*Your task*.
Locate the lines that hold the string "Cephradine". Copy every such line.

--- Dataset excerpts ---

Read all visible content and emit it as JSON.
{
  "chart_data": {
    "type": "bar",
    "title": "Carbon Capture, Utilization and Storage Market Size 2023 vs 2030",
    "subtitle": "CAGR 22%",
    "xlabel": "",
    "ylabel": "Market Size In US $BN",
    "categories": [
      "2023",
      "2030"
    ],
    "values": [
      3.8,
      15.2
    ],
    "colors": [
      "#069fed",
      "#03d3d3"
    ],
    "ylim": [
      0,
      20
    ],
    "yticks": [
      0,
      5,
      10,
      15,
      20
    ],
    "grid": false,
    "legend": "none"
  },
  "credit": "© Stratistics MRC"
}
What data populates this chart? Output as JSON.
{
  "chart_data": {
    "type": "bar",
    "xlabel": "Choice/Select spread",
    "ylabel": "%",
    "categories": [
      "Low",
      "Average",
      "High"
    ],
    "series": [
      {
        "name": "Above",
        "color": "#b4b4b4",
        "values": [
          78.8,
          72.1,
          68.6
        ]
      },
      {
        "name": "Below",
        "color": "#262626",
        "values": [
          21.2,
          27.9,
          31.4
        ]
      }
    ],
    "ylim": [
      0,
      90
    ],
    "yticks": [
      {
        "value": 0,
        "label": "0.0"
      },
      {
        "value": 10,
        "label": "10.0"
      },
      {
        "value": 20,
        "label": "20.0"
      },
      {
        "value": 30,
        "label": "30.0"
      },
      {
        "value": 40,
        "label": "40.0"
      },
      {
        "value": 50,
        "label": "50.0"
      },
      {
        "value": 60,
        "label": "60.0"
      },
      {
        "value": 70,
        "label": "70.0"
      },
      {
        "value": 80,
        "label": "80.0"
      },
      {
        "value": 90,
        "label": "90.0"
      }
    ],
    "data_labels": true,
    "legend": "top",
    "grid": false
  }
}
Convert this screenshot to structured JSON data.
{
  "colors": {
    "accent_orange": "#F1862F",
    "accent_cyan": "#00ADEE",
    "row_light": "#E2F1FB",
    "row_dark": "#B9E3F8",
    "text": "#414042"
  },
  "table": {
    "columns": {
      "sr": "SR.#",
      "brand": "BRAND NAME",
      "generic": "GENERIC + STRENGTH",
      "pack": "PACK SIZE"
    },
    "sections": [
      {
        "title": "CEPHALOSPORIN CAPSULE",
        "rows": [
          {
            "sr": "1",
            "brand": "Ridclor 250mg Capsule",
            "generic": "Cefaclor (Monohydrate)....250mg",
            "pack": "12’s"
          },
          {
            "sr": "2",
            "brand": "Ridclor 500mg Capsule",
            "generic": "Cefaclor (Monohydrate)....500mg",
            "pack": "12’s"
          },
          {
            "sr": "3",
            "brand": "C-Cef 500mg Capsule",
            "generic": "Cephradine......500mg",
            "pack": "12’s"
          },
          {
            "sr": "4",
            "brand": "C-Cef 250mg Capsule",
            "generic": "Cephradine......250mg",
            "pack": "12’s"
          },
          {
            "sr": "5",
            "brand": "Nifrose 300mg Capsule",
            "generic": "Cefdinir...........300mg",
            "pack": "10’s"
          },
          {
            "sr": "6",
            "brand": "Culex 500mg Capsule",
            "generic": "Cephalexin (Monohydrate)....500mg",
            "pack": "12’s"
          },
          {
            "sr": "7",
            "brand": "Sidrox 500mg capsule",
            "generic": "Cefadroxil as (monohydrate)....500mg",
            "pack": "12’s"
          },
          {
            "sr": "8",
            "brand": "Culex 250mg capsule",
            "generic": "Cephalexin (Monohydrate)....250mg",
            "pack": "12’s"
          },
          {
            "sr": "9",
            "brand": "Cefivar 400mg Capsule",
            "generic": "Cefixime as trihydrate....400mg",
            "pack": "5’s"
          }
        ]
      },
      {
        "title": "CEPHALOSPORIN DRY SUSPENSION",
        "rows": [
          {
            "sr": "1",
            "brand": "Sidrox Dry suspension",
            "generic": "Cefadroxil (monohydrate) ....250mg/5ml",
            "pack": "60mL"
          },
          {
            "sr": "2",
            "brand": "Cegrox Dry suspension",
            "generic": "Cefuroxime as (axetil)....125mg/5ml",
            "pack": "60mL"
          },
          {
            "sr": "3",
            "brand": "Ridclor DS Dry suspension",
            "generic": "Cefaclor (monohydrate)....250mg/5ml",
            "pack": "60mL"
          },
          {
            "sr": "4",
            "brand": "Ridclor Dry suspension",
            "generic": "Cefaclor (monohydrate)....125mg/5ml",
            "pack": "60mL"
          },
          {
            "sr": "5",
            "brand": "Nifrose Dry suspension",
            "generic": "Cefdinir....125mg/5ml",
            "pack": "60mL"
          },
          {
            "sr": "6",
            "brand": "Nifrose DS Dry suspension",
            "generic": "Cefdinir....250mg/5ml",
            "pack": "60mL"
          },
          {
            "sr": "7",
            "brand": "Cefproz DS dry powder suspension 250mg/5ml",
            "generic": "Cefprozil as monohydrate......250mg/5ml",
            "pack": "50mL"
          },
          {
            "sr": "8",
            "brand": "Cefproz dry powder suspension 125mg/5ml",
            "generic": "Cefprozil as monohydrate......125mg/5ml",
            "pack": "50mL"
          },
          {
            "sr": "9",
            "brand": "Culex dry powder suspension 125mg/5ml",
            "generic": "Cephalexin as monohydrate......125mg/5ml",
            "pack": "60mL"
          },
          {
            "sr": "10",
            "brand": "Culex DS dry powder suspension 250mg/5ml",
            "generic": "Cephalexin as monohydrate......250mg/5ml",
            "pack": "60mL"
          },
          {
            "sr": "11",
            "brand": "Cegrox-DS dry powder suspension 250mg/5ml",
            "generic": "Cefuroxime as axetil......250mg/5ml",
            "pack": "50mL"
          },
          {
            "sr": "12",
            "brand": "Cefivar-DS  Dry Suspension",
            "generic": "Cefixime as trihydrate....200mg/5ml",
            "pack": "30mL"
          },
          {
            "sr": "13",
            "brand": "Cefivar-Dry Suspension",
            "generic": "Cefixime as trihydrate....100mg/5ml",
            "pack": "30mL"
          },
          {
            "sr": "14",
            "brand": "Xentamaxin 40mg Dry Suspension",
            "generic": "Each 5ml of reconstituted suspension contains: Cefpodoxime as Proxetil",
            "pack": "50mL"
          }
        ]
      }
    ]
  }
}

---
--- Dataset excerpts ---

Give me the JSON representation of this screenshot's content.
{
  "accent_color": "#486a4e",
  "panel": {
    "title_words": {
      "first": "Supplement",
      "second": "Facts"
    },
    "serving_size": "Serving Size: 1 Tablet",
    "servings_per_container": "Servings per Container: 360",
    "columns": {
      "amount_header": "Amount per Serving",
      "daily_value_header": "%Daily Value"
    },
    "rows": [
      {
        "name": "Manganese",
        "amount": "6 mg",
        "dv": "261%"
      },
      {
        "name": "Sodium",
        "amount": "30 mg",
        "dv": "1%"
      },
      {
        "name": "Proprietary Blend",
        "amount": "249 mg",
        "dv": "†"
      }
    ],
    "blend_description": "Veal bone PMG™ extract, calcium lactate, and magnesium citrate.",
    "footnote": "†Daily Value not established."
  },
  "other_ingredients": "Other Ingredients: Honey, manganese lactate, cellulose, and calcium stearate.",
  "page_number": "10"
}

---

*Response*.
            "generic": "Cephradine......500mg",
            "generic": "Cephradine......250mg",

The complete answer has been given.